• [WHAT YOU WILL DO]:
Copy all lines that contain the word "Korean".

• [THE INPUT]:
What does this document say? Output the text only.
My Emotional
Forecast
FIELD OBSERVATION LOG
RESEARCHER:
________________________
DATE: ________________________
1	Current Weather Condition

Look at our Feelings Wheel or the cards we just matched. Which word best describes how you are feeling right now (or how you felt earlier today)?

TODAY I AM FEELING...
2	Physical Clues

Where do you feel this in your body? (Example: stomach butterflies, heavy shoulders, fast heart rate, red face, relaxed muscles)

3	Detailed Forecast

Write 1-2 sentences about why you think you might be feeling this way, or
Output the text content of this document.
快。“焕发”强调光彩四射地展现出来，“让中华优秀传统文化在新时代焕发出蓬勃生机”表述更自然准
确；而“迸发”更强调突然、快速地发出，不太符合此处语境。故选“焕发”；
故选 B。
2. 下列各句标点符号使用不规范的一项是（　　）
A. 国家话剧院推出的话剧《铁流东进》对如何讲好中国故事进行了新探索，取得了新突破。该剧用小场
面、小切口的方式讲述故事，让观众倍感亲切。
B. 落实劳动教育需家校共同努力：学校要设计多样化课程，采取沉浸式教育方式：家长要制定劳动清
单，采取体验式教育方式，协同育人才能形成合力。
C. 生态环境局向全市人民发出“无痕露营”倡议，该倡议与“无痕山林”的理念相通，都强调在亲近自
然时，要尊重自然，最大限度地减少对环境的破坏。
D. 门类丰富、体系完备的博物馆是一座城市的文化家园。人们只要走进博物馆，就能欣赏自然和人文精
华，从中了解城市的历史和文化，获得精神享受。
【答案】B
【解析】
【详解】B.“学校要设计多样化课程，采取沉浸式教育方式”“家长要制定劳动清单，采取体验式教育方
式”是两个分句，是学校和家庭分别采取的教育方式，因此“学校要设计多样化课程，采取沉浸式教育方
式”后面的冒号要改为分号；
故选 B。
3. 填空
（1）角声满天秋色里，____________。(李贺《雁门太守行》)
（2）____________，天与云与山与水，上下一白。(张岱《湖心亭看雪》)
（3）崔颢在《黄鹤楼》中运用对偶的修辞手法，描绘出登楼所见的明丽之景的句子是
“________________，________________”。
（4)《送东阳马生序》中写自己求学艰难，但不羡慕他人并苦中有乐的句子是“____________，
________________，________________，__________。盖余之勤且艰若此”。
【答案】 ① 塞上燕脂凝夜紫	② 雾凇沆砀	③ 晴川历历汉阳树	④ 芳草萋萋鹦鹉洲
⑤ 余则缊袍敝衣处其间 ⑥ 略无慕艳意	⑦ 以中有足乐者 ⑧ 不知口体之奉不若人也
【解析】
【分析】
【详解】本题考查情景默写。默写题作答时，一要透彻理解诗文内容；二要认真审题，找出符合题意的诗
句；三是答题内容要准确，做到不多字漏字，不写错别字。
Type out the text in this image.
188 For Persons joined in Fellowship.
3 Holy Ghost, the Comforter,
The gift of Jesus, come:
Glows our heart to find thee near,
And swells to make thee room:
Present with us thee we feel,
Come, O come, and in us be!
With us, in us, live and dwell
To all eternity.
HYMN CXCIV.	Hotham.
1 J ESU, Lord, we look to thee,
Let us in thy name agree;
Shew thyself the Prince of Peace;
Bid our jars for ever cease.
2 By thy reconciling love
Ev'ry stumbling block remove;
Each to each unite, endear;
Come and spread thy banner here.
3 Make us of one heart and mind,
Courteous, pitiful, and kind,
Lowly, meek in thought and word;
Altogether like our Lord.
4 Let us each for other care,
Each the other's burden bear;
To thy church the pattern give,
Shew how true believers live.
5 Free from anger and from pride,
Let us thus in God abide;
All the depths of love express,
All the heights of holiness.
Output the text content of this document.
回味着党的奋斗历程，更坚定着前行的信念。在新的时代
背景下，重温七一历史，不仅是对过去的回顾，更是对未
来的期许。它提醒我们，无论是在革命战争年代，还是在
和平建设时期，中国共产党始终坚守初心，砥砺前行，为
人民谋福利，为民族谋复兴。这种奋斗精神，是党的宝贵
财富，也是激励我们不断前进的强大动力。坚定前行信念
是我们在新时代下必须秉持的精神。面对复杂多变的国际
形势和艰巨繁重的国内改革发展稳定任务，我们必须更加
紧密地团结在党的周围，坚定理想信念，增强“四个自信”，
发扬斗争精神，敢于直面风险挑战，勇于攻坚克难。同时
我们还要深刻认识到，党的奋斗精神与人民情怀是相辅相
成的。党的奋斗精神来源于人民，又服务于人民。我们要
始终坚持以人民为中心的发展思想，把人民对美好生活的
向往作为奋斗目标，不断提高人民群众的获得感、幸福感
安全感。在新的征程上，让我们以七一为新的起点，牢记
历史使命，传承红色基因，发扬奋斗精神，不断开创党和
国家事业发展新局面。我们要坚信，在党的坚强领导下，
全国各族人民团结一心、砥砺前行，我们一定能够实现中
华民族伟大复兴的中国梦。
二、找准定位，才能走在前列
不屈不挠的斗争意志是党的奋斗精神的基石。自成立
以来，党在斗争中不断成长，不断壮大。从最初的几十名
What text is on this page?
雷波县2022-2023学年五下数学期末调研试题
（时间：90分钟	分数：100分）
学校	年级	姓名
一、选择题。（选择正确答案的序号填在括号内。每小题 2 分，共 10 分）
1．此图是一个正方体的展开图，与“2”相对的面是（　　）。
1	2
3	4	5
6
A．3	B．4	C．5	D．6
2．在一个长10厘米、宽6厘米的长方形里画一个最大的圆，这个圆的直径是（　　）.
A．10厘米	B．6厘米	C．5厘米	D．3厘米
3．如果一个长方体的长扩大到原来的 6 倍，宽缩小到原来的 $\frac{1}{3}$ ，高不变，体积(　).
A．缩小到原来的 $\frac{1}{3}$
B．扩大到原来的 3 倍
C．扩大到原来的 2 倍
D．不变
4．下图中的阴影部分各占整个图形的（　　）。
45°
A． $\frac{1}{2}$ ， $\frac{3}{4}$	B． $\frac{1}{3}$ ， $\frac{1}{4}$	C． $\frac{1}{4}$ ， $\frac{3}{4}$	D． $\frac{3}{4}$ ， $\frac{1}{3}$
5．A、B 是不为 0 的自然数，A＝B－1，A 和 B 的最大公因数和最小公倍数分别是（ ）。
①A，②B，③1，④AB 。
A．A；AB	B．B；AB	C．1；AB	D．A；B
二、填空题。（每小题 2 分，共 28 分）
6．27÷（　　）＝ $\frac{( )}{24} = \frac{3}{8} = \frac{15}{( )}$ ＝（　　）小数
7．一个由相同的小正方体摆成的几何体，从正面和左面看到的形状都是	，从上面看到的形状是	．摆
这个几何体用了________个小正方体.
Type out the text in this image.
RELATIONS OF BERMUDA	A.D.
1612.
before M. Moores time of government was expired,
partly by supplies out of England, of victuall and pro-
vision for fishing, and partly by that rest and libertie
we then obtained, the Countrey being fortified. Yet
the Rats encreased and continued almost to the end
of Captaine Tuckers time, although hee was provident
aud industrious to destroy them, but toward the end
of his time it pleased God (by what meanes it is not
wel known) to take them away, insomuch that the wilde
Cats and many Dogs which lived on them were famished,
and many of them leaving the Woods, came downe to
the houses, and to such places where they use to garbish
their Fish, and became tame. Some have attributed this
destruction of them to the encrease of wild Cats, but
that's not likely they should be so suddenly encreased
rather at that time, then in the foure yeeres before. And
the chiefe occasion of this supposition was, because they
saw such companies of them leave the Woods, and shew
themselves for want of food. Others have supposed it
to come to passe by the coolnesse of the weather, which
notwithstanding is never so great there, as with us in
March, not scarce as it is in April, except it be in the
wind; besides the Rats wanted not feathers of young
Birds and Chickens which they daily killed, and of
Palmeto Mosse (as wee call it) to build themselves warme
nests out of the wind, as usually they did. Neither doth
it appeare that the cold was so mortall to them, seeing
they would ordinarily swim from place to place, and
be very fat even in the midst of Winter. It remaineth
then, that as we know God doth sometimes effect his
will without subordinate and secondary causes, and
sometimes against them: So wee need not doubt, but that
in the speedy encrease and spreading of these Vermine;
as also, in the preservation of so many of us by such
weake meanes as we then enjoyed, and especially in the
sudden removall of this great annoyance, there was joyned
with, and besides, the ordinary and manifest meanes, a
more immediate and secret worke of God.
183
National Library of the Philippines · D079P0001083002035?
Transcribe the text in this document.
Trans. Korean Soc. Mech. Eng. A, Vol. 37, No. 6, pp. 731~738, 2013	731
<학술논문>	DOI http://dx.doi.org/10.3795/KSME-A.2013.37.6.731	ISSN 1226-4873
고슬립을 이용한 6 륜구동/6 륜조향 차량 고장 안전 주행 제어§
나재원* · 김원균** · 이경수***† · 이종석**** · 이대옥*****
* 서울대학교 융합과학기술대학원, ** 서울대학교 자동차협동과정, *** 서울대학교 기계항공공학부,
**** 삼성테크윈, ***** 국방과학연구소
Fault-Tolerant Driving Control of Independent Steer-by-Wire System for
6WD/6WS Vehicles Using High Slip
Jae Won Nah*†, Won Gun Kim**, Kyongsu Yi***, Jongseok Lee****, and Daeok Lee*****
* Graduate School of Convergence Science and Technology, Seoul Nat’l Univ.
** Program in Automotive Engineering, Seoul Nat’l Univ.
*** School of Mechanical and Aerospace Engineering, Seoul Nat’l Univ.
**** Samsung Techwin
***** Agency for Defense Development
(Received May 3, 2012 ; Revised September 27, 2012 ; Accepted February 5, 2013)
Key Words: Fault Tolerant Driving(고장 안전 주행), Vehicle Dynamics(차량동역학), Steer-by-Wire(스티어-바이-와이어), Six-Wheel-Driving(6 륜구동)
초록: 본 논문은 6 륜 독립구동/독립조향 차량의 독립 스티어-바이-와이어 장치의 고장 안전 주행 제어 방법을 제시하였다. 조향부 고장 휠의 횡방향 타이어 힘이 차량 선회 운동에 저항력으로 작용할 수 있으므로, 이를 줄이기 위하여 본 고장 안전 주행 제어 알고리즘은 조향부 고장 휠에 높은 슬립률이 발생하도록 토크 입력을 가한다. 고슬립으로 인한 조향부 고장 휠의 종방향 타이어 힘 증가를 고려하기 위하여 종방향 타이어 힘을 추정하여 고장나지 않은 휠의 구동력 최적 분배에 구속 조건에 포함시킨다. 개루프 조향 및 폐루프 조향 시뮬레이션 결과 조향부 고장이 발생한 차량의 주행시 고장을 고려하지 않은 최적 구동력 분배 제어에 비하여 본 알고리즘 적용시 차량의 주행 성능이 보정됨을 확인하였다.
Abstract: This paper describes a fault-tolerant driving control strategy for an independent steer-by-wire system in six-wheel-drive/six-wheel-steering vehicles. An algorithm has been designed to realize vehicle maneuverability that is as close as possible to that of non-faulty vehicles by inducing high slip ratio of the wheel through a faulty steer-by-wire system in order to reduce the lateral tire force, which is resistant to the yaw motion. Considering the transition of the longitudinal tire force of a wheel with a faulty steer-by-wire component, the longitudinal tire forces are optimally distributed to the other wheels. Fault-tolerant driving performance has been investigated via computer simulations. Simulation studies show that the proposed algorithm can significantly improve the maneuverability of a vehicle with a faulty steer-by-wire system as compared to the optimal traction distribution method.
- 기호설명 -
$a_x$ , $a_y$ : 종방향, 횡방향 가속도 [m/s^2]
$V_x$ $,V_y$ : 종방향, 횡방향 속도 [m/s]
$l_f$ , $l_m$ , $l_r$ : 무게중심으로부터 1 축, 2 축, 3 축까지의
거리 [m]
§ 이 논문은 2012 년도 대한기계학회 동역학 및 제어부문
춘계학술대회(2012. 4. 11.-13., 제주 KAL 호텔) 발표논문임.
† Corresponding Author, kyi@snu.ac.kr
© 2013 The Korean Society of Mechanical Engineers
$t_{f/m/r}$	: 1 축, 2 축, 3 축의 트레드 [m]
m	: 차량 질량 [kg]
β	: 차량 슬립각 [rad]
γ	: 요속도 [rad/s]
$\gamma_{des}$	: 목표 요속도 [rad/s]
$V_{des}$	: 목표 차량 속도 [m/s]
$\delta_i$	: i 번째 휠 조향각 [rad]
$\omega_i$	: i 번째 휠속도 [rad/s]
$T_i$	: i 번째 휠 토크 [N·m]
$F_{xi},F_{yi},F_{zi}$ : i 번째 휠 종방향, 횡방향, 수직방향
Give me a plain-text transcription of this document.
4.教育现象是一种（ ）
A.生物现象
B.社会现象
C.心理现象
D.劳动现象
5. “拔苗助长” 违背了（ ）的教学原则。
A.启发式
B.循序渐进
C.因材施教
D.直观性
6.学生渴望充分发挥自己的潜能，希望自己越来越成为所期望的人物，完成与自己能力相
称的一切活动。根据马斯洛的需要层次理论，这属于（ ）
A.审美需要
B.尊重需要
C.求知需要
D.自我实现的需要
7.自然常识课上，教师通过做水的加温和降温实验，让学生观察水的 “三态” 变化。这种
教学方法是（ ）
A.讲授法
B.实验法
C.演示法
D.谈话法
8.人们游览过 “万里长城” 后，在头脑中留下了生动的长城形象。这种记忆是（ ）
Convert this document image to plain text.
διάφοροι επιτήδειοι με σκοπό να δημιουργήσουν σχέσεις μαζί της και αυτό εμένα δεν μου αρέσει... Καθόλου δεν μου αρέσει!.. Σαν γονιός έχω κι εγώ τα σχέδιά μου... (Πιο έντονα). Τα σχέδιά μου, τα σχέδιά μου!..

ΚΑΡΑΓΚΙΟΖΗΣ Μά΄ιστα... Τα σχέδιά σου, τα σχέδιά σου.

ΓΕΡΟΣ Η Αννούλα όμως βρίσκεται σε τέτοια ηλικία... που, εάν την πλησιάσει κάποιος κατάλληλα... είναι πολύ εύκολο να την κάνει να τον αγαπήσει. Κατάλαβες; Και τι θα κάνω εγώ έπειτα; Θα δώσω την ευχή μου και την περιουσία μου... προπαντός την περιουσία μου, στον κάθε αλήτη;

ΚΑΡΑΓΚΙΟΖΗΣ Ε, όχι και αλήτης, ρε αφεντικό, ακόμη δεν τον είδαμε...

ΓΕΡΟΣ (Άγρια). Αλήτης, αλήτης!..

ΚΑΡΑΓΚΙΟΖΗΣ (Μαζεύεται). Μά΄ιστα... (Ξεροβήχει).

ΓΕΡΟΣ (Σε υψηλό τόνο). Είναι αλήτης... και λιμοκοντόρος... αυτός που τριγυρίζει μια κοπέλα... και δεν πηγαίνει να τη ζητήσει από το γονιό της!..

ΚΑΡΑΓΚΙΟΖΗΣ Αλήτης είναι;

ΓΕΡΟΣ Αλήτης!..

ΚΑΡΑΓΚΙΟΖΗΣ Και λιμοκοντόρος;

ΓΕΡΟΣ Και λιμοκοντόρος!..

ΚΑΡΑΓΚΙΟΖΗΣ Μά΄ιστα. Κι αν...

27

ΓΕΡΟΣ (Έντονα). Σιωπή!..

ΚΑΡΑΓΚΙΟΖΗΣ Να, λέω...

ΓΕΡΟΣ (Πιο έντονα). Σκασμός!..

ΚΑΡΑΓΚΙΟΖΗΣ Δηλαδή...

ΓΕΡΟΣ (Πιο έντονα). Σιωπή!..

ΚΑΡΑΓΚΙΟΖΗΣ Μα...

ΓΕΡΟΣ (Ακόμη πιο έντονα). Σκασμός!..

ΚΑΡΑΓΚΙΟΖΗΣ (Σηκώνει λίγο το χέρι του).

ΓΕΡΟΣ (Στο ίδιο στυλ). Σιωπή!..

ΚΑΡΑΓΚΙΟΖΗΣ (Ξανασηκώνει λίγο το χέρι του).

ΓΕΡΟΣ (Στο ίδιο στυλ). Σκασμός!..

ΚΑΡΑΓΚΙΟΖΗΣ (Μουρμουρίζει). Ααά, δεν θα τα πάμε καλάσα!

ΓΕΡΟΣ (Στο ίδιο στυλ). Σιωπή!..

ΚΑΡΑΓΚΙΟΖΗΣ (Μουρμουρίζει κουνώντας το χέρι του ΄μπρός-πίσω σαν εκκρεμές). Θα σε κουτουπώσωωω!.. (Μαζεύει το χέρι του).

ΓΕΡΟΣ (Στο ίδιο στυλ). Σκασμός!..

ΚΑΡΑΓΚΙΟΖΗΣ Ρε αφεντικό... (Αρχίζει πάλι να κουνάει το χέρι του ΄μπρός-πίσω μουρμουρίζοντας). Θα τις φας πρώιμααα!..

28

• [ANSWER TO THIS TASK]:
Trans. Korean Soc. Mech. Eng. A, Vol. 37, No. 6, pp. 731~738, 2013	731
© 2013 The Korean Society of Mechanical Engineers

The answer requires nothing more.